▶ [Problem details] Retype the rows from the beginning through the line that contains "data-marker — [514, 191, 526, 203]", including that line, and reproduce each one without alteration.

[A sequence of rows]

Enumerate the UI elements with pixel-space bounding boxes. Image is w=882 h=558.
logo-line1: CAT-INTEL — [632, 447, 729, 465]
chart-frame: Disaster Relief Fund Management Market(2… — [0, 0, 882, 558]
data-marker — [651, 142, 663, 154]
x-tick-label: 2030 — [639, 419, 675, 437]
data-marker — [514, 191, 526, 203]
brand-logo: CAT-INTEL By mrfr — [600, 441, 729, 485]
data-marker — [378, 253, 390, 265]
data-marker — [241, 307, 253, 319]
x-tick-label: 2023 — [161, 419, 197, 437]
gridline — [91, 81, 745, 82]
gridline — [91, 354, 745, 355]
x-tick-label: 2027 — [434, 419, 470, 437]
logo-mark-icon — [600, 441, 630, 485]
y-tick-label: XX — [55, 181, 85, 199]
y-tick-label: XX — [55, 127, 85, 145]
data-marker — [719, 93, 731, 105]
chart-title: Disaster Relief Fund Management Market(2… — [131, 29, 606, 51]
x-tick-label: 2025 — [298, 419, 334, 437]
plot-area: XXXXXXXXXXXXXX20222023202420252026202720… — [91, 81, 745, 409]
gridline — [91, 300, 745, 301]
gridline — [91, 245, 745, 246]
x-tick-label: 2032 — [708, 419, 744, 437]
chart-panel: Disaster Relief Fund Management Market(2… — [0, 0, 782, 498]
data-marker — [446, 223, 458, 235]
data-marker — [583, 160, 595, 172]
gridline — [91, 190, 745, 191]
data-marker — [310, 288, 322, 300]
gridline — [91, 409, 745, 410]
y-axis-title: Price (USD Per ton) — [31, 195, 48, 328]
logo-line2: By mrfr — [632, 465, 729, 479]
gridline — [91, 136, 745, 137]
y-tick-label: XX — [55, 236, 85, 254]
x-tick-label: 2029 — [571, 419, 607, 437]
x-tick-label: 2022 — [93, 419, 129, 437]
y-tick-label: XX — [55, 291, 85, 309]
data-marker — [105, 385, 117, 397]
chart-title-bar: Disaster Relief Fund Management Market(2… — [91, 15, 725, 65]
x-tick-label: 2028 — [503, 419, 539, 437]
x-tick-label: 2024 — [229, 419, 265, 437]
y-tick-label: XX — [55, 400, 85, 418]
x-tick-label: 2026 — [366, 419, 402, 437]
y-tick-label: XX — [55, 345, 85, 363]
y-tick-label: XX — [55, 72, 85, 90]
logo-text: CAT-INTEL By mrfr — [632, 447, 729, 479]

▶ [The completed task]
Enumerate the UI elements with pixel-space bounding boxes. Image is w=882 h=558.
logo-line1: CAT-INTEL — [632, 447, 729, 465]
chart-frame: Disaster Relief Fund Management Market(2… — [0, 0, 882, 558]
data-marker — [651, 142, 663, 154]
x-tick-label: 2030 — [639, 419, 675, 437]
data-marker — [514, 191, 526, 203]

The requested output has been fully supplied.